--- start of Page text ---

Higher employment levels and growth in nominal wages would increase revenue from the levy by £1.1bn between 2020-21 to 2022-23 compared to 2017-18 and 2019-20, with the levy raising £3.2bn in 2022-23 compared to £2.9bn in 2019-20.

The levy is a relatively small business tax and so the OBR does not present a specific assessment of what it will raise in a no-deal scenario. Even so, a downgrade is certain. 

For instance, in the context of a recession generated by a no-deal Brexit, nominal wages will only grow by 1.4 per cent rather than 3.5 per cent. Employment in 2020-21, meanwhile, will be 400,000 fewer at 32.4m rather than 32.8m.

Another factor on the employment side is the composition between employed workers, whose wages fall in scope for calculating levy liabilities, and self-employed workers, who wages do not fall in scope.

During the spring, overall employment increased by 28,000 compared to the winter but the number of employees fell by 85,000 while the self-employed increased by 123,000.

To have a detrimental impact on the amount of levy raised, falling nominal wages and numbers of employees must occur in levy-paying employers. The warning signs, however, are there.

The future of the union 

The skills world in England is well aware of the political debate surrounding a hard Brexit and the future of the United Kingdom. And yet, the high politics of keeping Scotland, Wales and Northern Ireland within the UK in the context of no-deal also filters into the less dramatic issue of levy.

--- end of Page text ---
--- start of Data provided ---

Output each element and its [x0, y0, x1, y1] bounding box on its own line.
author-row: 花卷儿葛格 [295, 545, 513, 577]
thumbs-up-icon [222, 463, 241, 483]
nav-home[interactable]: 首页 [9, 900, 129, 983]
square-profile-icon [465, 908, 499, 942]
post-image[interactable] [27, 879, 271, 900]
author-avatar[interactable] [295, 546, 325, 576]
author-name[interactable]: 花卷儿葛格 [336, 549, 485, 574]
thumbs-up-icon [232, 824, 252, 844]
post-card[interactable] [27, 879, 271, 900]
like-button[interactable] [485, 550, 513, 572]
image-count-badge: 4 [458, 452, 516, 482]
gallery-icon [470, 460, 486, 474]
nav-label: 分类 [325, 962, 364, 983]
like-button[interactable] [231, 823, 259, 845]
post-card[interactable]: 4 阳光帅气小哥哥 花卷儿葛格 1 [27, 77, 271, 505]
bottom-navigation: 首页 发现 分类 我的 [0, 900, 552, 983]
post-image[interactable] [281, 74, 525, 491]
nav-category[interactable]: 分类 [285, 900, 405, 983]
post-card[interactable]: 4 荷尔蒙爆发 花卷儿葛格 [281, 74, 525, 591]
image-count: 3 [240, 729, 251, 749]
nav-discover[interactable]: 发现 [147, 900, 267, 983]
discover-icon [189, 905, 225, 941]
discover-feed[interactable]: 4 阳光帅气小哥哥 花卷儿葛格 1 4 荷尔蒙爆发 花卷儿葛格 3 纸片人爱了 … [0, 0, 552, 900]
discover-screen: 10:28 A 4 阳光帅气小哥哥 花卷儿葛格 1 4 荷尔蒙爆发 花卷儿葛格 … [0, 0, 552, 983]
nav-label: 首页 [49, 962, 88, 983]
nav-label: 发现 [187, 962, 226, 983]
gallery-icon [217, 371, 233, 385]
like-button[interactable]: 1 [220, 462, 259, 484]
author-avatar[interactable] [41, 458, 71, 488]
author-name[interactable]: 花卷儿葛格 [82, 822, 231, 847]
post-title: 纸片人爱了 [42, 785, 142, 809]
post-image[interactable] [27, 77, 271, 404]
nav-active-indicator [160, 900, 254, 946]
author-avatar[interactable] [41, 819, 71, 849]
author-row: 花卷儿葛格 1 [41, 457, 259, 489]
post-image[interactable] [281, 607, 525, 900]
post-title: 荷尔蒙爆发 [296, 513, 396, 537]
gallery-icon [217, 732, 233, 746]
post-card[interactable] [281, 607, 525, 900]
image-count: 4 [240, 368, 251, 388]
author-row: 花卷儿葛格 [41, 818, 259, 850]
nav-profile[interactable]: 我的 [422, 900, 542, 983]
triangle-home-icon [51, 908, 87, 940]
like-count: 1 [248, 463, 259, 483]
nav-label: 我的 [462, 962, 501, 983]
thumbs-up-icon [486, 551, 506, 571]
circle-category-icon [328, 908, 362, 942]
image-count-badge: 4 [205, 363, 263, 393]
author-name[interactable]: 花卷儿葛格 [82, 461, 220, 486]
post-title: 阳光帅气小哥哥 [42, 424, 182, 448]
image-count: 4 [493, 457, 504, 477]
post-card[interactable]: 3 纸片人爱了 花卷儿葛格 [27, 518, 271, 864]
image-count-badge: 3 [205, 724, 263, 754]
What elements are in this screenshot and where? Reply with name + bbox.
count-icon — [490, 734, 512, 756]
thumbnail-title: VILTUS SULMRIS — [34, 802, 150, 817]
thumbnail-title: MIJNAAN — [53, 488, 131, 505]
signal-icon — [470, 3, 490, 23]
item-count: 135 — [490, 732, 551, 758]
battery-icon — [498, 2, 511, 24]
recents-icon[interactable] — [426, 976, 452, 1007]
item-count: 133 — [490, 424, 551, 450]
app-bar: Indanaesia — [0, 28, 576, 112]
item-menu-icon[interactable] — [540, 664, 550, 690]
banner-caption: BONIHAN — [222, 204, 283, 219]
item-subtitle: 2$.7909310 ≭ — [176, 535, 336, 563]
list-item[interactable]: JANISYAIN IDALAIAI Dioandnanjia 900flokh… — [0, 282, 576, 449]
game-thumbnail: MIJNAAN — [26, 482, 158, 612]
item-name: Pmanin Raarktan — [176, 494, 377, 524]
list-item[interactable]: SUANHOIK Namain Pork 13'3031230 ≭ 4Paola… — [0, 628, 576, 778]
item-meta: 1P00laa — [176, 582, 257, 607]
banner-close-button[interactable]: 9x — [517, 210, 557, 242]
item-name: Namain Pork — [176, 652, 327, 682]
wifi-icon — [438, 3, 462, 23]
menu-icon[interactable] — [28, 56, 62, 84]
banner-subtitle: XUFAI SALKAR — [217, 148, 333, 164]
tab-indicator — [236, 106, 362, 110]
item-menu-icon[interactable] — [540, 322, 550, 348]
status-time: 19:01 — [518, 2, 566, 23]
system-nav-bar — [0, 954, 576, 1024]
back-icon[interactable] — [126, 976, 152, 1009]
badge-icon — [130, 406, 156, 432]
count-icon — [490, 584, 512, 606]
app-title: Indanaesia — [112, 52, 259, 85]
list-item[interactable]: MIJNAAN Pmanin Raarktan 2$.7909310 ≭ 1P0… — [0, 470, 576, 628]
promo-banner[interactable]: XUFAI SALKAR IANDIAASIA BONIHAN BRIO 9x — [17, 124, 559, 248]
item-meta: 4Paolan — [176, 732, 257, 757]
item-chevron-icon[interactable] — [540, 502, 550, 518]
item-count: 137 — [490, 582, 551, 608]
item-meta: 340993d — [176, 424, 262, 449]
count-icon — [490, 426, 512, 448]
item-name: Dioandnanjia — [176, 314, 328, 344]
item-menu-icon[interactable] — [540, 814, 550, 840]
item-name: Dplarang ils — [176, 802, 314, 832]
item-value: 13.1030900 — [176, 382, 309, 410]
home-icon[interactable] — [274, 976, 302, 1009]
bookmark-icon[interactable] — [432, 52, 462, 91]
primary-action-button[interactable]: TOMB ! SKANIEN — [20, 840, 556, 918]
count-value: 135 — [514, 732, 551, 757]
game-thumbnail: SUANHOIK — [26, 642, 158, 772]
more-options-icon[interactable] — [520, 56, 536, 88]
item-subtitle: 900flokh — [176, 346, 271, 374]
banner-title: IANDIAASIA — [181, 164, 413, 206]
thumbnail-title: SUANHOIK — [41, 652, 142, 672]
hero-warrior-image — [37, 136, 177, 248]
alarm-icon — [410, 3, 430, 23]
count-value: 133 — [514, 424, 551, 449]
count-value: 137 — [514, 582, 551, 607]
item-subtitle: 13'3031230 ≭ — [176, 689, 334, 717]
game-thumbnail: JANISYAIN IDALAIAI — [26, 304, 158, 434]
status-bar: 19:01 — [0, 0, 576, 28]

--- end of Data provided ---

*Required work:*
a - Answer these from the text on the levy and Brexit:
(i) How much is the levy projected to raise in 2022-23?
(ii) At what rate will nominal wages grow in a no-deal recession?
(iii) By how many did the self-employed increase during the spring?
b - Please output the part of the levy text from "During the spring, overall" up to and including "increased by 123,000.", with nothing changed.

*Responses by task:*
a -
(i) £3.2bn
(ii) 1.4 per cent
(iii) 123,000

b -
During the spring, overall employment increased by 28,000 compared to the winter but the number of employees fell by 85,000 while the self-employed increased by 123,000.